• _Study text_:

★ ★ ★ ★

Business Information Managers who can manage the operations of both a business unit and the IT that supports the unit.
Enterprise Information Architects who can add structure and context and thus increase the efficiency and reusability of information resources.
Legal/IT Hybrids who can create "policies and schedules, help design and execute discovery exercises for regulators, and mediate between legal and IT departments." Records managers, in particular, ought to pay attention to this one: according to Gartner VP and Distinguished Analyst Debra Logan
IT leaders with responsibility for information management have been in a stalemate for more than five years over what to do about legacy information, how long information should be kept, and what the legal precedent is for doing so . . . . The lawyers won't tell companies what to do, but they won't listen to anyone but other lawyers. The records managers want to implement retention schedules as they did in the paper world, and IT departments just want someone to tell them what to do with all the e-mail that is bringing their exchange servers to their knees and all the personal folders clogging the storage devices.Logan anticipates that security personnel who get some legal retraining or attorneys who receive some IT training will fill this role, which of course begs the question of what will happen to records managers. Will they be able to upskill by taking both IT and legal training, or will the IT professionals and the attorneys gradually eclipse them? As someone who firmly believes that records managers possess a distinctive and valuable perspective and set of skills, I'm firmly hoping for the former.
Digital archivists will "appraise, arrange and preserve digital records for legal and regulatory purposes," and -- check this out, all you electronic records archivists and info science grad students -- Gartner projects that by 2012, approximately 15 percent of corporations will "add someone in a digital-archivist role"; in 2009, less than 1 percent of companies did so. According to Debra Logan, the need for digital archivists is great:
Organisations typically have vast quantities of records, which require specialist expertise to access, appraise and preserve . . . . This isn't a job for conscientious users to perform if they have time; it requires training and expertise. If you have never heard of persistent uniform resource locators (PURLs), don't know what PREservation Metadata: Implementation Strategies (PREMIS) is and are unaware that there are reasons why Portable Document Format (PDF) is not a suitable preservation format for e-mail, you need a digital curator.Gartner explicitly notes that candidates for digital archivist positions "can be found in library and information science (LIS) schools." If its projections pan out, those of you in grad school might start seeing more and more corporate recruitment efforts. Interestingly, Gartner notes that "existing employees nearing the end of their careers" might also make good digital archivists, so those of us already actively involved in electronic records and digital curation work might find that our professional literature is getting more and more attention -- and that seasoned IT professionals are turning up in LIS courses and continuing education workshops.
The next few years are going to be really interesting, aren't they? I'm kind of looking forward to it.
Sorry for the light blogging as of late, folks: I was sidelined by a nasty cold last week. Now that I'm starting to feel better, you'll see a little more activity around here.

★ ★ ★ ★

• _Extracted entries_:

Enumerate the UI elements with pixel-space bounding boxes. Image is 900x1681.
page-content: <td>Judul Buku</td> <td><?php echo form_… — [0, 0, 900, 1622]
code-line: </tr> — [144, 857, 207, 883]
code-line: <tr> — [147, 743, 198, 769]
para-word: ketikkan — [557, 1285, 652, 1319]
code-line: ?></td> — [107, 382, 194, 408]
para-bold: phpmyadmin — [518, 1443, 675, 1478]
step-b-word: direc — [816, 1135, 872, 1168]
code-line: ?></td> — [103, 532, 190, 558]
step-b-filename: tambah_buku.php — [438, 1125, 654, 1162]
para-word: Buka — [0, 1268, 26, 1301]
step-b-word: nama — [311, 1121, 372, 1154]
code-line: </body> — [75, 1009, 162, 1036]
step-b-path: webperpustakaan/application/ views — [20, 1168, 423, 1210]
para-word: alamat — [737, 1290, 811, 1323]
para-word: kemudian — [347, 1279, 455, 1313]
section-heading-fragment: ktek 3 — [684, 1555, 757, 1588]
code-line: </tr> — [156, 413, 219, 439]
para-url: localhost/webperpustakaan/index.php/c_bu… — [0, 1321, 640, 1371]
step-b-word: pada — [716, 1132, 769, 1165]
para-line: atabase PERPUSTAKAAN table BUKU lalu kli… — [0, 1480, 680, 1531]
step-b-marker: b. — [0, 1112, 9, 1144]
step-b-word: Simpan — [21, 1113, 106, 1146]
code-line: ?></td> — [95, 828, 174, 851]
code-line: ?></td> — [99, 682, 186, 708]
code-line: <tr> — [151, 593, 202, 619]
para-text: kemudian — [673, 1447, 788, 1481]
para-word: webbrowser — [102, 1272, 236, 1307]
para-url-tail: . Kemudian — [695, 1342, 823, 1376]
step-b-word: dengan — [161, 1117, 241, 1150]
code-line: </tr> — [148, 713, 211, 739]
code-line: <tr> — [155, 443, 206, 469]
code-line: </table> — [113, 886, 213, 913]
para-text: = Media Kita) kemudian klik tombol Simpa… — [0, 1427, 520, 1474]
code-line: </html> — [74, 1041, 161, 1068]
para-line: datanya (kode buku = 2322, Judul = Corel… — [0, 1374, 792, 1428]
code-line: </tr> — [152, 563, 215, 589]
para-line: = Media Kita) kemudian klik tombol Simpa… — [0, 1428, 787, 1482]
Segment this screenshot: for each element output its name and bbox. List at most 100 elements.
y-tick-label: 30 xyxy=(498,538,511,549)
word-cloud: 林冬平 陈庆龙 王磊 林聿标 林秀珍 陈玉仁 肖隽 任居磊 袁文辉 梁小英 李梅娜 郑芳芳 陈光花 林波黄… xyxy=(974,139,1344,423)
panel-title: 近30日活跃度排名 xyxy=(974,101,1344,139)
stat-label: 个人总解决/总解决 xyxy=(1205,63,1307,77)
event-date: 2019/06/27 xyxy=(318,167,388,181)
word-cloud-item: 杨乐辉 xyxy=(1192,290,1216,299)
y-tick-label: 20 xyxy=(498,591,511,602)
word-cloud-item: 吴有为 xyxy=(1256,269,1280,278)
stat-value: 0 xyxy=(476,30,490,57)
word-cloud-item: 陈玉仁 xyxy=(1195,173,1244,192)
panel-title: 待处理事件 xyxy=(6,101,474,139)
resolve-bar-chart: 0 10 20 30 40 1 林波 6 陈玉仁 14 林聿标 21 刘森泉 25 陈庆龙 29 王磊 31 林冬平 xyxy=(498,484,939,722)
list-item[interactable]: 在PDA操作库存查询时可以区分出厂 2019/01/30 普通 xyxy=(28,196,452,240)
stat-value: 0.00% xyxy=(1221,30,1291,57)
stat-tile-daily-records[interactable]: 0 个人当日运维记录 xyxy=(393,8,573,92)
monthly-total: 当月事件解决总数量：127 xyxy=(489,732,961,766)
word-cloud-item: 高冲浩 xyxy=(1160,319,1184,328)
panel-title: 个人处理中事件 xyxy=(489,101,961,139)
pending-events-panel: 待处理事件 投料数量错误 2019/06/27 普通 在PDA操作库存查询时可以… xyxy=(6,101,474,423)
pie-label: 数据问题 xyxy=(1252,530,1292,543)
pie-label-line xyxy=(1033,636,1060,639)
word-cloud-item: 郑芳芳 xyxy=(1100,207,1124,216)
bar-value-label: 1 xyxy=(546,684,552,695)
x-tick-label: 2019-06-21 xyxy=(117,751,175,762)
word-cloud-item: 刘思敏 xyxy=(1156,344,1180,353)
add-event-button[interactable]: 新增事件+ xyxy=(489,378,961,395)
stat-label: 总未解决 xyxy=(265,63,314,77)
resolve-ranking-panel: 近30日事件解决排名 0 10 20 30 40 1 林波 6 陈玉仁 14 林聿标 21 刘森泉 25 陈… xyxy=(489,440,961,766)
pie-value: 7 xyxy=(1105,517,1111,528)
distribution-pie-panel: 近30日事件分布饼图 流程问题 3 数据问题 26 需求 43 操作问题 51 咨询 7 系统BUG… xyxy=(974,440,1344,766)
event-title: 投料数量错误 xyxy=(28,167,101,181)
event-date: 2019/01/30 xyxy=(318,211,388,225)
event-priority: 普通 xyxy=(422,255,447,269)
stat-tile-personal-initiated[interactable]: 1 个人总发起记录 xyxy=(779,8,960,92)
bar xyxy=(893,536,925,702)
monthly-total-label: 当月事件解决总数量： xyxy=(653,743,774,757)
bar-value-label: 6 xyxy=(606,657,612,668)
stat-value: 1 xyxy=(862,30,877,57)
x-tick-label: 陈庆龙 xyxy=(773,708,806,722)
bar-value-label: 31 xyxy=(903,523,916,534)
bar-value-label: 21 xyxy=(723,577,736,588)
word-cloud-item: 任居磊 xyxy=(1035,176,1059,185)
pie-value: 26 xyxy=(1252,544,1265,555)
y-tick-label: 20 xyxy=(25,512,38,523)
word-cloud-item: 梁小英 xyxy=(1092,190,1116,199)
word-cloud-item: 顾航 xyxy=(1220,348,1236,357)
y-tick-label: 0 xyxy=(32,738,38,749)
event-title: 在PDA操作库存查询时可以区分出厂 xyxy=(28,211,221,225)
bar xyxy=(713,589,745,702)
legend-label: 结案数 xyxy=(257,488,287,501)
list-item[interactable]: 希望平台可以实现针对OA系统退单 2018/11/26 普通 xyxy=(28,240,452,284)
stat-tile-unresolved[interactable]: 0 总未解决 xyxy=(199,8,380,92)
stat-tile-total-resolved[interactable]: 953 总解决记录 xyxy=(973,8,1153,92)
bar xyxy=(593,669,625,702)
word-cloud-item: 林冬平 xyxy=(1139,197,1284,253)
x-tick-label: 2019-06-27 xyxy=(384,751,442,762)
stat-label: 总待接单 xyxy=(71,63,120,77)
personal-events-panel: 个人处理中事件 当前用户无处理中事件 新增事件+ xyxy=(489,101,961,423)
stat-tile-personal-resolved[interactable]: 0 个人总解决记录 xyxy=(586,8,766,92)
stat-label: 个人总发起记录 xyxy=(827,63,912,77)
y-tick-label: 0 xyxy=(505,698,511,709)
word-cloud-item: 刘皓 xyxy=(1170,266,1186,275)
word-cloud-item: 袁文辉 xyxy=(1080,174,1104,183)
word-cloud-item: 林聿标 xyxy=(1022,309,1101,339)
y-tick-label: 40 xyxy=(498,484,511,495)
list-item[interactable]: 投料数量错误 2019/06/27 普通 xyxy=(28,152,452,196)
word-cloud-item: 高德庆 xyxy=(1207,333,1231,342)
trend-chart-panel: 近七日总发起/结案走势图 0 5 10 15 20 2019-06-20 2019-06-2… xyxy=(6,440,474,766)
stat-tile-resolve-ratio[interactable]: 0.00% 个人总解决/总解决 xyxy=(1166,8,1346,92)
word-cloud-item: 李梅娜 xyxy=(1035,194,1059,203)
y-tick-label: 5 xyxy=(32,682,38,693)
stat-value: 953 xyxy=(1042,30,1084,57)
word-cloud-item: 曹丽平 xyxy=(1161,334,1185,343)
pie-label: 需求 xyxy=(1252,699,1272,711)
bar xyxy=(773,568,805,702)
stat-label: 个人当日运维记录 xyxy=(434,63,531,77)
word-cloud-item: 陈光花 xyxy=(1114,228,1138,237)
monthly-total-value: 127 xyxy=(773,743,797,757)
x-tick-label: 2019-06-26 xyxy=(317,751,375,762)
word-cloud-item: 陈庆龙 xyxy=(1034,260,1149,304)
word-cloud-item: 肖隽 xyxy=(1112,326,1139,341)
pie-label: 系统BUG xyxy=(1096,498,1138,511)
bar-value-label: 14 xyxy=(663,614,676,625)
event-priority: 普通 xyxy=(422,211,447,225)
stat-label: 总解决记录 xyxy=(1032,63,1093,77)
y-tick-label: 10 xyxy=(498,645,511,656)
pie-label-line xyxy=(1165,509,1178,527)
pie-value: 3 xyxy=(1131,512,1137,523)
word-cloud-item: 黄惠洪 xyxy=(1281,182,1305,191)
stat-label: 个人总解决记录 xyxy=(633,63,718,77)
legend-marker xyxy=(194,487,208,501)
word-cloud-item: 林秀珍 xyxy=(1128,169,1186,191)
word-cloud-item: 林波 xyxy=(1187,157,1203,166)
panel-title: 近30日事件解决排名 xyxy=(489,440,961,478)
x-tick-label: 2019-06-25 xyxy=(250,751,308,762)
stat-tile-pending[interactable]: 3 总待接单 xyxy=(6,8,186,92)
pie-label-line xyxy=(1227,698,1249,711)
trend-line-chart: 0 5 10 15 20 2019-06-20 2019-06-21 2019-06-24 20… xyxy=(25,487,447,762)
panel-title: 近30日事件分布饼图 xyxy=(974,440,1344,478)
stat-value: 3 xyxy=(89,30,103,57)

★ ★ ★ ★

• _Exercise description_:
Reproduce word for word the passage of the post on new information management roles, starting at "The next few" and ending at "activity around here.".

• _Finished task_:
The next few years are going to be really interesting, aren't they? I'm kind of looking forward to it.
Sorry for the light blogging as of late, folks: I was sidelined by a nasty cold last week. Now that I'm starting to feel better, you'll see a little more activity around here.